# Goal of the exercise
Count how many lines hold the string "risk". Give that number alone.

[Figure record extracts]
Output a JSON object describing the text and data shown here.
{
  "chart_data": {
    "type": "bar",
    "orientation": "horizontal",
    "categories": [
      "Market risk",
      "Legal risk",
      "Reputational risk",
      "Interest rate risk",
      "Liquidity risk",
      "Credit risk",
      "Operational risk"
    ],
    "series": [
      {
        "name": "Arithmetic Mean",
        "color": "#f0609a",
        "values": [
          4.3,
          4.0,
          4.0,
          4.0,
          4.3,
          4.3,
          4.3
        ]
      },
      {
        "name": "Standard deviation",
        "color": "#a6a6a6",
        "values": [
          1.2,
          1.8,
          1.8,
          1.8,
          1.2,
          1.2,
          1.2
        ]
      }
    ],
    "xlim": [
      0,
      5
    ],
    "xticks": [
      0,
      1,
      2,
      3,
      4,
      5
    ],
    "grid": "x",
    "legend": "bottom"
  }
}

# In response
7